*Work task*
Every line containing the string "Total" is to be copied from the records.

*Records from a dataset*

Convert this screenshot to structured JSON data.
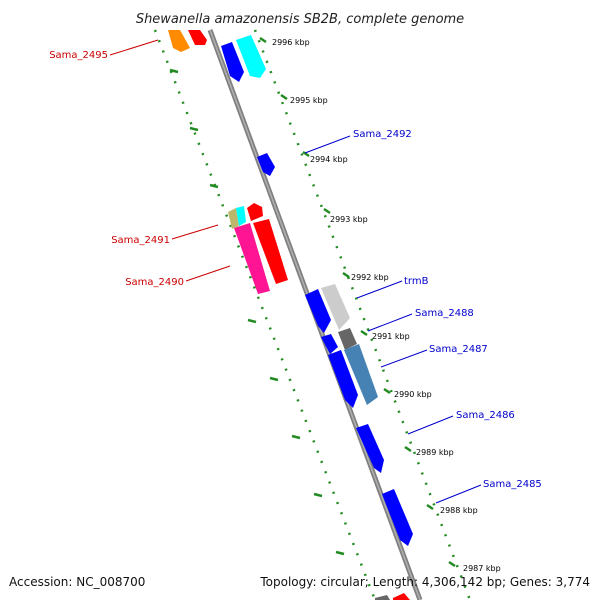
{
  "title": "Shewanella amazonensis SB2B, complete genome",
  "footer": {
    "accession": "Accession: NC_008700",
    "summary": "Topology: circular; Length: 4,306,142 bp; Genes: 3,774"
  },
  "kbp_labels": [
    "2996 kbp",
    "2995 kbp",
    "2994 kbp",
    "2993 kbp",
    "2992 kbp",
    "2991 kbp",
    "2990 kbp",
    "2989 kbp",
    "2988 kbp",
    "2987 kbp"
  ],
  "genes_reverse": [
    {
      "name": "Sama_2495",
      "color": "#cc0000"
    },
    {
      "name": "Sama_2491",
      "color": "#cc0000"
    },
    {
      "name": "Sama_2490",
      "color": "#cc0000"
    }
  ],
  "genes_forward": [
    {
      "name": "Sama_2492",
      "color": "#0000cc"
    },
    {
      "name": "trmB",
      "color": "#0000cc"
    },
    {
      "name": "Sama_2488",
      "color": "#0000cc"
    },
    {
      "name": "Sama_2487",
      "color": "#0000cc"
    },
    {
      "name": "Sama_2486",
      "color": "#0000cc"
    },
    {
      "name": "Sama_2485",
      "color": "#0000cc"
    }
  ],
  "colors": {
    "backbone": "#808080",
    "tick_track": "#228b22",
    "blue": "#0000ff",
    "cyan": "#00ffff",
    "red": "#ff0000",
    "pink": "#ff1493",
    "orange": "#ff8c00",
    "light_gray": "#cccccc",
    "dark_gray": "#666666",
    "steel_blue": "#4682b4"
  }
}
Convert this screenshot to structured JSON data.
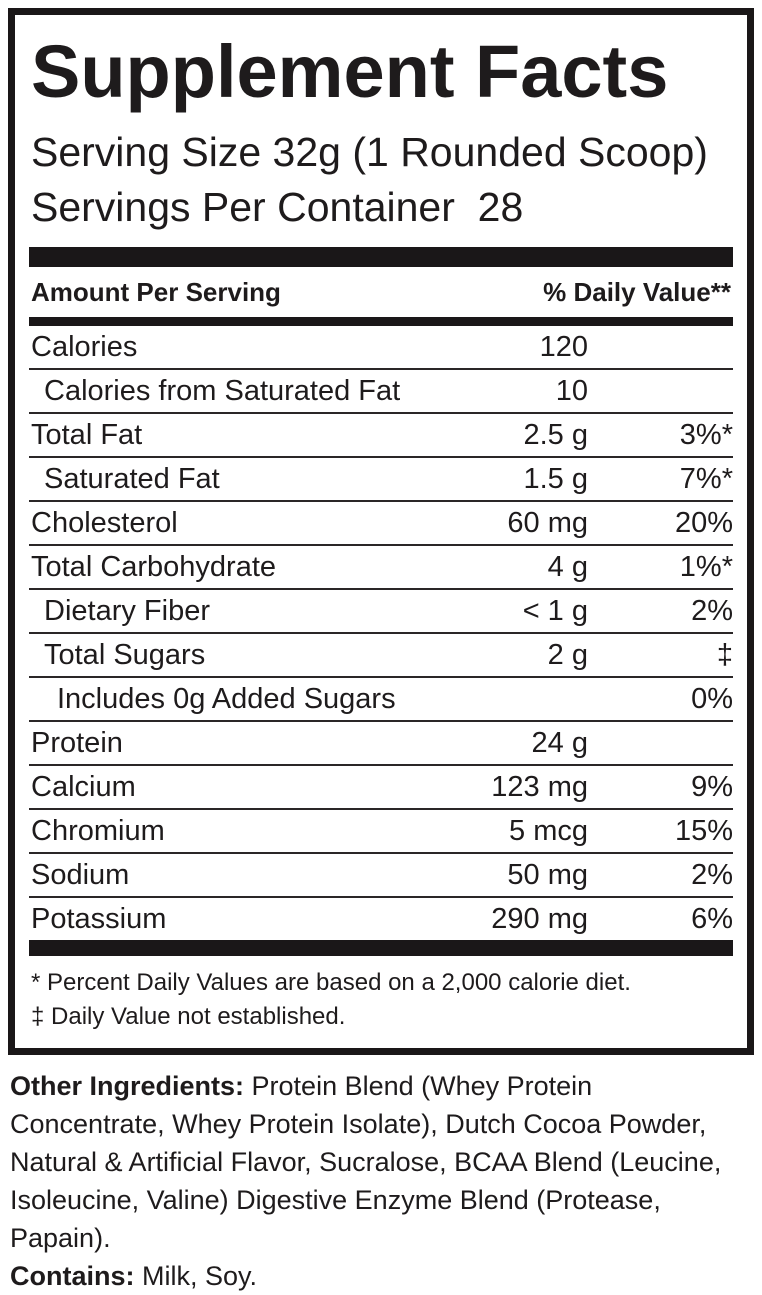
{
  "title": "Supplement Facts",
  "serving": {
    "size_line": "Serving Size 32g (1 Rounded Scoop)",
    "per_container_line": "Servings Per Container  28"
  },
  "table": {
    "header": {
      "amount_label": "Amount Per Serving",
      "dv_label": "% Daily Value**"
    },
    "rows": [
      {
        "name": "Calories",
        "amount": "120",
        "dv": "",
        "indent": 0
      },
      {
        "name": "Calories from Saturated Fat",
        "amount": "10",
        "dv": "",
        "indent": 1
      },
      {
        "name": "Total Fat",
        "amount": "2.5 g",
        "dv": "3%*",
        "indent": 0
      },
      {
        "name": "Saturated Fat",
        "amount": "1.5 g",
        "dv": "7%*",
        "indent": 1
      },
      {
        "name": "Cholesterol",
        "amount": "60 mg",
        "dv": "20%",
        "indent": 0
      },
      {
        "name": "Total Carbohydrate",
        "amount": "4 g",
        "dv": "1%*",
        "indent": 0
      },
      {
        "name": "Dietary Fiber",
        "amount": "< 1 g",
        "dv": "2%",
        "indent": 1
      },
      {
        "name": "Total Sugars",
        "amount": "2 g",
        "dv": "‡",
        "indent": 1
      },
      {
        "name": "Includes 0g Added Sugars",
        "amount": "",
        "dv": "0%",
        "indent": 2
      },
      {
        "name": "Protein",
        "amount": "24 g",
        "dv": "",
        "indent": 0
      },
      {
        "name": "Calcium",
        "amount": "123 mg",
        "dv": "9%",
        "indent": 0
      },
      {
        "name": "Chromium",
        "amount": "5 mcg",
        "dv": "15%",
        "indent": 0
      },
      {
        "name": "Sodium",
        "amount": "50 mg",
        "dv": "2%",
        "indent": 0
      },
      {
        "name": "Potassium",
        "amount": "290 mg",
        "dv": "6%",
        "indent": 0
      }
    ]
  },
  "footnotes": [
    "* Percent Daily Values are based on a 2,000 calorie diet.",
    "‡ Daily Value not established."
  ],
  "other_ingredients": {
    "label": "Other Ingredients:",
    "text": " Protein Blend (Whey Protein Concentrate, Whey Protein Isolate), Dutch Cocoa Powder, Natural & Artificial Flavor, Sucralose, BCAA Blend (Leucine, Isoleucine, Valine) Digestive Enzyme Blend (Protease, Papain)."
  },
  "contains": {
    "label": "Contains:",
    "text": " Milk, Soy."
  },
  "colors": {
    "ink": "#1a1718",
    "background": "#ffffff"
  }
}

*Exercise answer*
        "name": "Total Fat",
        "name": "Total Carbohydrate",
        "name": "Total Sugars",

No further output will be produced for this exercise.